**Goal**
Copy out each line exactly as it appears.

═══ Provided data ═══

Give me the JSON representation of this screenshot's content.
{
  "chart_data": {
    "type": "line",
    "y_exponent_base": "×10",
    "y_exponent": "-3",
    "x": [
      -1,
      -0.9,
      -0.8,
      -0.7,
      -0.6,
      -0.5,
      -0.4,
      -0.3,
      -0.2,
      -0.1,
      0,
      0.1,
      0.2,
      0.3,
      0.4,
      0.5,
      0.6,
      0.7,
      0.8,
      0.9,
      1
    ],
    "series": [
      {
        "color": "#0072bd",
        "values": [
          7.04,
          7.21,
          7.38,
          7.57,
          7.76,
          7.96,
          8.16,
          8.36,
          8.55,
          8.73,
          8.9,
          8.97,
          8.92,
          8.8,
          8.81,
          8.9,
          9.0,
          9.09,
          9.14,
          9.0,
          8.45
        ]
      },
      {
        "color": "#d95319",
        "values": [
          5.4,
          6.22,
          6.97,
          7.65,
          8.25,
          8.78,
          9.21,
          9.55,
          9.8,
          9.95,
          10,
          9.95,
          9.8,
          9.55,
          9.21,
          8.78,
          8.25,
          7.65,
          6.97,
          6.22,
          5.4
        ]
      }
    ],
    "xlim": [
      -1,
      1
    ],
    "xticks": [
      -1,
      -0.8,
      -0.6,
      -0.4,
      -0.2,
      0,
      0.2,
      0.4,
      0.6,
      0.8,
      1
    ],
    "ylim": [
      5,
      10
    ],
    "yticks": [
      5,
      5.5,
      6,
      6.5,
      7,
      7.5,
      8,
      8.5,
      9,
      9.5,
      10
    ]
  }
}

═══

**Response**
Give me the JSON representation of this screenshot's content.
{
  "chart_data": {
    "type": "line",
    "y_exponent_base": "×10",
    "y_exponent": "-3",
    "x": [
      -1,
      -0.9,
      -0.8,
      -0.7,
      -0.6,
      -0.5,
      -0.4,
      -0.3,
      -0.2,
      -0.1,
      0,
      0.1,
      0.2,
      0.3,
      0.4,
      0.5,
      0.6,
      0.7,
      0.8,
      0.9,
      1
    ],
    "series": [
      {
        "color": "#0072bd",
        "values": [
          7.04,
          7.21,
          7.38,
          7.57,
          7.76,
          7.96,
          8.16,
          8.36,
          8.55,
          8.73,
          8.9,
          8.97,
          8.92,
          8.8,
          8.81,
          8.9,
          9.0,
          9.09,
          9.14,
          9.0,
          8.45
        ]
      },
      {
        "color": "#d95319",
        "values": [
          5.4,
          6.22,
          6.97,
          7.65,
          8.25,
          8.78,
          9.21,
          9.55,
          9.8,
          9.95,
          10,
          9.95,
          9.8,
          9.55,
          9.21,
          8.78,
          8.25,
          7.65,
          6.97,
          6.22,
          5.4
        ]
      }
    ],
    "xlim": [
      -1,
      1
    ],
    "xticks": [
      -1,
      -0.8,
      -0.6,
      -0.4,
      -0.2,
      0,
      0.2,
      0.4,
      0.6,
      0.8,
      1
    ],
    "ylim": [
      5,
      10
    ],
    "yticks": [
      5,
      5.5,
      6,
      6.5,
      7,
      7.5,
      8,
      8.5,
      9,
      9.5,
      10
    ]
  }
}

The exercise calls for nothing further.